> To be done
Provide only the number of lines in the data below that contain the string "sumin".

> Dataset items
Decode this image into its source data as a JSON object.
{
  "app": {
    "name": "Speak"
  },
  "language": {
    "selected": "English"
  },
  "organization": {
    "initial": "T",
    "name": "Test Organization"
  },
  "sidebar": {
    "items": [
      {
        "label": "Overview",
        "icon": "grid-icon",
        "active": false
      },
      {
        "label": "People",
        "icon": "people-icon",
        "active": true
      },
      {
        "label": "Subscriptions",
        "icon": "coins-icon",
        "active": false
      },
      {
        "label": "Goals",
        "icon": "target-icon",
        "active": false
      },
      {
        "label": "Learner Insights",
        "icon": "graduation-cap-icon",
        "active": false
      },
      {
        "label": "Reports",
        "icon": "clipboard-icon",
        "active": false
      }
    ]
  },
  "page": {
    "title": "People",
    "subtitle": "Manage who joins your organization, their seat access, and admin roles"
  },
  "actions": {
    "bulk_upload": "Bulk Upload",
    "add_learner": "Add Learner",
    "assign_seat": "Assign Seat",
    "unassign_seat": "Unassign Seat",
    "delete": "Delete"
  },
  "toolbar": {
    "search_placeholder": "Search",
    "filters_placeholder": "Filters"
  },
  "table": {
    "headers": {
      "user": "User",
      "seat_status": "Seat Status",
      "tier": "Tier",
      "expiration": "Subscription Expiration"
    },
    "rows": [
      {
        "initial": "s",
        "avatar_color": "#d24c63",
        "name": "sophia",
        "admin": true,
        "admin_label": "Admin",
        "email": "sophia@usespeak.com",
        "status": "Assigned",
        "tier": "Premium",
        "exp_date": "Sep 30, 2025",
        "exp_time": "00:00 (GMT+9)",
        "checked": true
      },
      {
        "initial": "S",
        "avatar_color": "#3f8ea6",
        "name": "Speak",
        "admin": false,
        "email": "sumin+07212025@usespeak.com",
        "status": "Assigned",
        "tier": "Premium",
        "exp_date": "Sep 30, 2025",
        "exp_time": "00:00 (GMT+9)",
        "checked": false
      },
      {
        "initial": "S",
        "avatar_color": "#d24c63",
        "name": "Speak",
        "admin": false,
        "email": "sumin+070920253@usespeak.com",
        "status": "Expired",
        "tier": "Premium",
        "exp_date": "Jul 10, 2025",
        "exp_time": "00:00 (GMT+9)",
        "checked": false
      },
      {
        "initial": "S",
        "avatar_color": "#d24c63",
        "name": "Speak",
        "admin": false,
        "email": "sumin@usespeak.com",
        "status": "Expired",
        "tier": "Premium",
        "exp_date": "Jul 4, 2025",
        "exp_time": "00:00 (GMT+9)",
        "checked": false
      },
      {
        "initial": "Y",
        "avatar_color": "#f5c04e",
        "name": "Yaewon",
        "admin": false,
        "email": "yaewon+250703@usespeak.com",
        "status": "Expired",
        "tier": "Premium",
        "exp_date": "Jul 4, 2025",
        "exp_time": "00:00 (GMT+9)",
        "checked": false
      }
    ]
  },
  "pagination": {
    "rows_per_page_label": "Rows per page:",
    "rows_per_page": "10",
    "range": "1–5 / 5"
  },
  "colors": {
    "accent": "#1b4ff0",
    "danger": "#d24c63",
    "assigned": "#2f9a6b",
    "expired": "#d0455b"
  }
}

> In response
3